▶ Requirement
Please print every one of the rows below verbatim, leaving out the pictures.

═══ Provided records

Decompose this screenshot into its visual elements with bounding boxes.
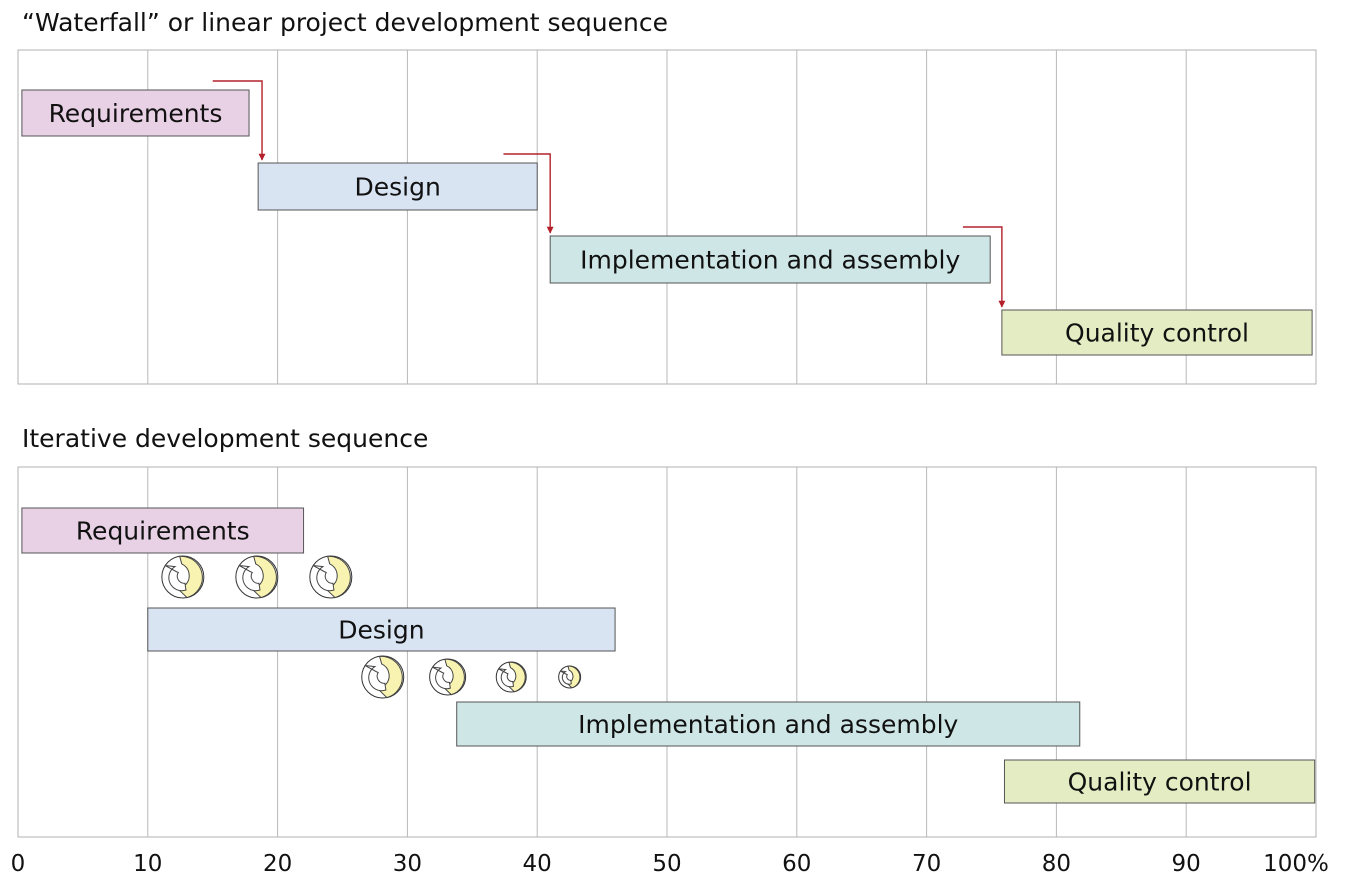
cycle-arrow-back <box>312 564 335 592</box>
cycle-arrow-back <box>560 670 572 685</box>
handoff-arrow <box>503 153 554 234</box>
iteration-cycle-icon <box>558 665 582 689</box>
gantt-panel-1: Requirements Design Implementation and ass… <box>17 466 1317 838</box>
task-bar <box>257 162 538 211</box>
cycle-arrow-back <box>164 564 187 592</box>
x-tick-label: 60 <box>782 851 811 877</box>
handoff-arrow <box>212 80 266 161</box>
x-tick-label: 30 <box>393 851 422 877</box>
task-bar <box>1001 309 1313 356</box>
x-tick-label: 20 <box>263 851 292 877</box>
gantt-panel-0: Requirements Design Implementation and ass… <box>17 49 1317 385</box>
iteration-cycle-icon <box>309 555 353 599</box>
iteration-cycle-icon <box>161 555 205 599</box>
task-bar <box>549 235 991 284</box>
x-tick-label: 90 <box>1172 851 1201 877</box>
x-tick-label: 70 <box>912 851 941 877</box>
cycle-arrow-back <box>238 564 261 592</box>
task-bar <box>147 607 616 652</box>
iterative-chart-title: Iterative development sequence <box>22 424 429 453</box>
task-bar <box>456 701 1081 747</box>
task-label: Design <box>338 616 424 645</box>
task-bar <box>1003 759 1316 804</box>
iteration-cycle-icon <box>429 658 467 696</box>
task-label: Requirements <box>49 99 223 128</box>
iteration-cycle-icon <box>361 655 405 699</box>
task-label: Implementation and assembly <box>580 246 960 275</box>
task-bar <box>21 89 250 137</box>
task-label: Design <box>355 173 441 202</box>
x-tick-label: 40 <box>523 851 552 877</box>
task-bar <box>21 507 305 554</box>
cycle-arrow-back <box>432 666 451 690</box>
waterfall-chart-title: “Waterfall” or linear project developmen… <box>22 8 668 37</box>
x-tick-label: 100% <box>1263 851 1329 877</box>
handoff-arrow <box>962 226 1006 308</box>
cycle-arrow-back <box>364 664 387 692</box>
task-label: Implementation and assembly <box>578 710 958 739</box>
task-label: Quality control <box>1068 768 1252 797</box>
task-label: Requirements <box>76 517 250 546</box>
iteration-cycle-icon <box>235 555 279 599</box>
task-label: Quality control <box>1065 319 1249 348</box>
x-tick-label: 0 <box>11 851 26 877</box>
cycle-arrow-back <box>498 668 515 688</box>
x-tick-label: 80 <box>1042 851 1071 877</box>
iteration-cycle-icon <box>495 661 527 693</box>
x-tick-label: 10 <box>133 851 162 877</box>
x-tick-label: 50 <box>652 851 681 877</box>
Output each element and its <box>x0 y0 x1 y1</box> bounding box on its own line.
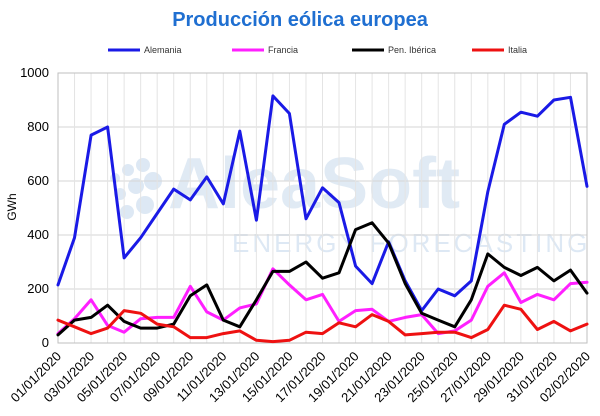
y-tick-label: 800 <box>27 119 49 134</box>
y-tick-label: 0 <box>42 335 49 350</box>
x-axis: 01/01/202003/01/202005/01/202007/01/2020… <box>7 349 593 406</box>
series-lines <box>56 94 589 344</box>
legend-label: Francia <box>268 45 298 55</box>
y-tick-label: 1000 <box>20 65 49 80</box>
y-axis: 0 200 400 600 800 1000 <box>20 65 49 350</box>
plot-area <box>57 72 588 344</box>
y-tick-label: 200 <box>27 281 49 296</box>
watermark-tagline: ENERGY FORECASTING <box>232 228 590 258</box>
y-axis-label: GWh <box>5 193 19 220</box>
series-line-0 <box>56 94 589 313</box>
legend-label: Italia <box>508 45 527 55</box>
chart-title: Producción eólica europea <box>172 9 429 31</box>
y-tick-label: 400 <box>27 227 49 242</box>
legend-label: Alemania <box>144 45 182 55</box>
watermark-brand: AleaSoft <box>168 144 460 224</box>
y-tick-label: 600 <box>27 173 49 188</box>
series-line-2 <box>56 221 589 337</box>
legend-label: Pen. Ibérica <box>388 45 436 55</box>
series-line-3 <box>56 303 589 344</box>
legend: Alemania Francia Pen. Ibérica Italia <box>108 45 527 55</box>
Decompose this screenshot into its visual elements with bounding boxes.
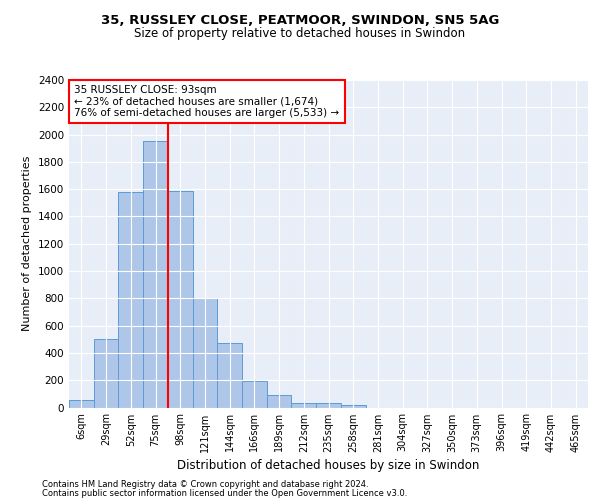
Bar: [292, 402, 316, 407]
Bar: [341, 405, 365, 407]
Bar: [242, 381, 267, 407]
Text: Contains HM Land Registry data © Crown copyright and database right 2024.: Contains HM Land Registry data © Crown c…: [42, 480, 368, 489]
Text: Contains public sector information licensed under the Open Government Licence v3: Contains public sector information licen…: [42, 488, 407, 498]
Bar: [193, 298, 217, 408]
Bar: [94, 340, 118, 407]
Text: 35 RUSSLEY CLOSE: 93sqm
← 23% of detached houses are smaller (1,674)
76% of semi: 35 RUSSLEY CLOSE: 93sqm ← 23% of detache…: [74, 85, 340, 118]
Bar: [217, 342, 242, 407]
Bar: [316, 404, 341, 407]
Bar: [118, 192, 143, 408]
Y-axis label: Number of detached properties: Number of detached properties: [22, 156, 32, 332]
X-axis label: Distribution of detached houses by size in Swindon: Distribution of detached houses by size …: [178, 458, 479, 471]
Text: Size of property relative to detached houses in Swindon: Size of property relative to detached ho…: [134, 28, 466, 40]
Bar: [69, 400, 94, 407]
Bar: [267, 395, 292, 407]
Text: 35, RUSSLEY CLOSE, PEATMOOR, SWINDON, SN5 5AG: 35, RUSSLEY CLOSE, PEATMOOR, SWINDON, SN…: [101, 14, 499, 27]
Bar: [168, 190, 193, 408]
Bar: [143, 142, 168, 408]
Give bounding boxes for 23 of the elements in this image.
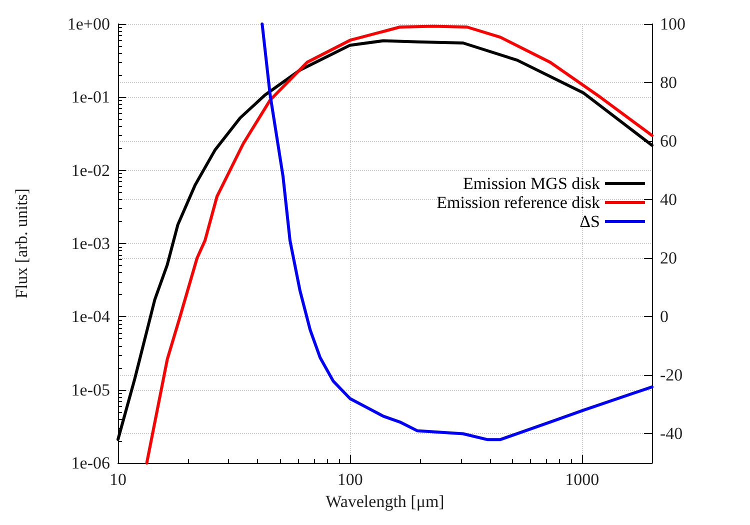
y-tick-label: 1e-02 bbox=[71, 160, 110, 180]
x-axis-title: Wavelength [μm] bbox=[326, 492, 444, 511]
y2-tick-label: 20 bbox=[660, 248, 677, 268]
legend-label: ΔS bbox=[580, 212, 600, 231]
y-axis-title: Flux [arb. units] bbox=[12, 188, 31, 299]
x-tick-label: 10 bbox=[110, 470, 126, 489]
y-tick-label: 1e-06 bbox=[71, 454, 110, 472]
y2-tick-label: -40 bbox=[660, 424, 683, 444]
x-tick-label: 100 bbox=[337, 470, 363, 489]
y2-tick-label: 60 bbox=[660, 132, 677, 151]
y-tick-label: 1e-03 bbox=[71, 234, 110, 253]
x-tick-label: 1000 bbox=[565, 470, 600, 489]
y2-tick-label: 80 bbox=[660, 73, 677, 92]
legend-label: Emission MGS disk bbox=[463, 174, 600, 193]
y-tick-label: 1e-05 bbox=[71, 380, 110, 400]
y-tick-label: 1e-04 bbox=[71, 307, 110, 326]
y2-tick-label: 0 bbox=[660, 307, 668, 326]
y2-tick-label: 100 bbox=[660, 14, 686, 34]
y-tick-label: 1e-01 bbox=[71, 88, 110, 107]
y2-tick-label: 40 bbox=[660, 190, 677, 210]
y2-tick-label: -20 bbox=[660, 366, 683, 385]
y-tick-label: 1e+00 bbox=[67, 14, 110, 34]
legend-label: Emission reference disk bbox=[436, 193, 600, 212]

══════

▶ Task output
Decompose this screenshot into its visual elements with bounding boxes.
cycle-arrow-back <box>312 564 335 592</box>
cycle-arrow-back <box>560 670 572 685</box>
handoff-arrow <box>503 153 554 234</box>
iteration-cycle-icon <box>558 665 582 689</box>
gantt-panel-1: Requirements Design Implementation and ass… <box>17 466 1317 838</box>
task-bar <box>257 162 538 211</box>
cycle-arrow-back <box>164 564 187 592</box>
x-tick-label: 60 <box>782 851 811 877</box>
handoff-arrow <box>212 80 266 161</box>
x-tick-label: 30 <box>393 851 422 877</box>
task-bar <box>1001 309 1313 356</box>
x-tick-label: 20 <box>263 851 292 877</box>
gantt-panel-0: Requirements Design Implementation and ass… <box>17 49 1317 385</box>
iteration-cycle-icon <box>309 555 353 599</box>
iteration-cycle-icon <box>161 555 205 599</box>
task-bar <box>549 235 991 284</box>
x-tick-label: 90 <box>1172 851 1201 877</box>
x-tick-label: 70 <box>912 851 941 877</box>
cycle-arrow-back <box>238 564 261 592</box>
task-bar <box>147 607 616 652</box>
iterative-chart-title: Iterative development sequence <box>22 424 429 453</box>
task-bar <box>456 701 1081 747</box>
task-label: Design <box>338 616 424 645</box>
task-bar <box>1003 759 1316 804</box>
iteration-cycle-icon <box>429 658 467 696</box>
task-label: Requirements <box>49 99 223 128</box>
iteration-cycle-icon <box>361 655 405 699</box>
task-label: Implementation and assembly <box>580 246 960 275</box>
task-bar <box>21 89 250 137</box>
task-label: Design <box>355 173 441 202</box>
x-tick-label: 40 <box>523 851 552 877</box>
task-bar <box>21 507 305 554</box>
cycle-arrow-back <box>432 666 451 690</box>
waterfall-chart-title: “Waterfall” or linear project developmen… <box>22 8 668 37</box>
x-tick-label: 100% <box>1263 851 1329 877</box>
handoff-arrow <box>962 226 1006 308</box>
cycle-arrow-back <box>364 664 387 692</box>
task-label: Implementation and assembly <box>578 710 958 739</box>
task-label: Quality control <box>1068 768 1252 797</box>
task-label: Requirements <box>76 517 250 546</box>
iteration-cycle-icon <box>235 555 279 599</box>
task-label: Quality control <box>1065 319 1249 348</box>
x-tick-label: 0 <box>11 851 26 877</box>
cycle-arrow-back <box>498 668 515 688</box>
x-tick-label: 80 <box>1042 851 1071 877</box>
iteration-cycle-icon <box>495 661 527 693</box>
x-tick-label: 10 <box>133 851 162 877</box>
x-tick-label: 50 <box>652 851 681 877</box>
Output each element and its <box>x0 y0 x1 y1</box> bounding box on its own line.
y-tick-label: 800 <box>27 119 49 134</box>
y-tick-label: 0 <box>42 335 49 350</box>
x-axis: 01/01/202003/01/202005/01/202007/01/2020… <box>7 349 593 406</box>
series-lines <box>56 94 589 344</box>
legend-label: Francia <box>268 45 298 55</box>
y-tick-label: 1000 <box>20 65 49 80</box>
y-axis: 0 200 400 600 800 1000 <box>20 65 49 350</box>
plot-area <box>57 72 588 344</box>
y-tick-label: 200 <box>27 281 49 296</box>
watermark-tagline: ENERGY FORECASTING <box>232 228 590 258</box>
y-axis-label: GWh <box>5 193 19 220</box>
series-line-0 <box>56 94 589 313</box>
legend-label: Italia <box>508 45 527 55</box>
chart-title: Producción eólica europea <box>172 9 429 31</box>
y-tick-label: 400 <box>27 227 49 242</box>
legend-label: Alemania <box>144 45 182 55</box>
watermark-brand: AleaSoft <box>168 144 460 224</box>
y-tick-label: 600 <box>27 173 49 188</box>
series-line-2 <box>56 221 589 337</box>
legend-label: Pen. Ibérica <box>388 45 436 55</box>
series-line-3 <box>56 303 589 344</box>
legend: Alemania Francia Pen. Ibérica Italia <box>108 45 527 55</box>
Decompose this screenshot into its visual elements with bounding boxes.
Bar: [292, 402, 316, 407]
Bar: [341, 405, 365, 407]
Bar: [242, 381, 267, 407]
Text: Contains HM Land Registry data © Crown copyright and database right 2024.: Contains HM Land Registry data © Crown c…: [42, 480, 368, 489]
Text: Contains public sector information licensed under the Open Government Licence v3: Contains public sector information licen…: [42, 488, 407, 498]
Bar: [193, 298, 217, 408]
Bar: [94, 340, 118, 407]
Text: 35 RUSSLEY CLOSE: 93sqm
← 23% of detached houses are smaller (1,674)
76% of semi: 35 RUSSLEY CLOSE: 93sqm ← 23% of detache…: [74, 85, 340, 118]
Bar: [217, 342, 242, 407]
Bar: [316, 404, 341, 407]
Bar: [118, 192, 143, 408]
Y-axis label: Number of detached properties: Number of detached properties: [22, 156, 32, 332]
X-axis label: Distribution of detached houses by size in Swindon: Distribution of detached houses by size …: [178, 458, 479, 471]
Text: Size of property relative to detached houses in Swindon: Size of property relative to detached ho…: [134, 28, 466, 40]
Bar: [69, 400, 94, 407]
Bar: [267, 395, 292, 407]
Text: 35, RUSSLEY CLOSE, PEATMOOR, SWINDON, SN5 5AG: 35, RUSSLEY CLOSE, PEATMOOR, SWINDON, SN…: [101, 14, 499, 27]
Bar: [168, 190, 193, 408]
Bar: [143, 142, 168, 408]
Give bounding boxes for 23 of the elements in this image.
y-tick-label: 1e-02 bbox=[71, 160, 110, 180]
x-axis-title: Wavelength [μm] bbox=[326, 492, 444, 511]
y2-tick-label: 20 bbox=[660, 248, 677, 268]
legend-label: ΔS bbox=[580, 212, 600, 231]
y-axis-title: Flux [arb. units] bbox=[12, 188, 31, 299]
x-tick-label: 10 bbox=[110, 470, 126, 489]
y-tick-label: 1e-06 bbox=[71, 454, 110, 472]
y2-tick-label: -40 bbox=[660, 424, 683, 444]
x-tick-label: 100 bbox=[337, 470, 363, 489]
y2-tick-label: 60 bbox=[660, 132, 677, 151]
y-tick-label: 1e-03 bbox=[71, 234, 110, 253]
x-tick-label: 1000 bbox=[565, 470, 600, 489]
y2-tick-label: 80 bbox=[660, 73, 677, 92]
legend-label: Emission MGS disk bbox=[463, 174, 600, 193]
y-tick-label: 1e-05 bbox=[71, 380, 110, 400]
y-tick-label: 1e-04 bbox=[71, 307, 110, 326]
y2-tick-label: 0 bbox=[660, 307, 668, 326]
y2-tick-label: 100 bbox=[660, 14, 686, 34]
y-tick-label: 1e-01 bbox=[71, 88, 110, 107]
y2-tick-label: 40 bbox=[660, 190, 677, 210]
y2-tick-label: -20 bbox=[660, 366, 683, 385]
y-tick-label: 1e+00 bbox=[67, 14, 110, 34]
legend-label: Emission reference disk bbox=[436, 193, 600, 212]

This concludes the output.